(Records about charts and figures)
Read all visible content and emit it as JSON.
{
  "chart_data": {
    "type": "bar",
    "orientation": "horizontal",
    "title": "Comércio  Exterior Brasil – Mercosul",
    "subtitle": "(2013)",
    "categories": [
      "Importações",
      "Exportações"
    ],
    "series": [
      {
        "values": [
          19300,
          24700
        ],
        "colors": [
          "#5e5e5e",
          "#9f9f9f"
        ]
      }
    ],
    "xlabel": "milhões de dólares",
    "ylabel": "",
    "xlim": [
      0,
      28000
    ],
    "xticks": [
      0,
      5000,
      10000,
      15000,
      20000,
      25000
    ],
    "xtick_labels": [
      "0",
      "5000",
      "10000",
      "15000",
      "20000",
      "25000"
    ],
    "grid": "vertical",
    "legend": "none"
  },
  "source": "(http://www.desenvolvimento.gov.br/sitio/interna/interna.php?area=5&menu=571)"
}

- **STATED PROBLEM**
Reproduce the data in full, exactly as presented.

- **TASK RESULT**
Read all visible content and emit it as JSON.
{
  "chart_data": {
    "type": "bar",
    "orientation": "horizontal",
    "title": "Comércio  Exterior Brasil – Mercosul",
    "subtitle": "(2013)",
    "categories": [
      "Importações",
      "Exportações"
    ],
    "series": [
      {
        "values": [
          19300,
          24700
        ],
        "colors": [
          "#5e5e5e",
          "#9f9f9f"
        ]
      }
    ],
    "xlabel": "milhões de dólares",
    "ylabel": "",
    "xlim": [
      0,
      28000
    ],
    "xticks": [
      0,
      5000,
      10000,
      15000,
      20000,
      25000
    ],
    "xtick_labels": [
      "0",
      "5000",
      "10000",
      "15000",
      "20000",
      "25000"
    ],
    "grid": "vertical",
    "legend": "none"
  },
  "source": "(http://www.desenvolvimento.gov.br/sitio/interna/interna.php?area=5&menu=571)"
}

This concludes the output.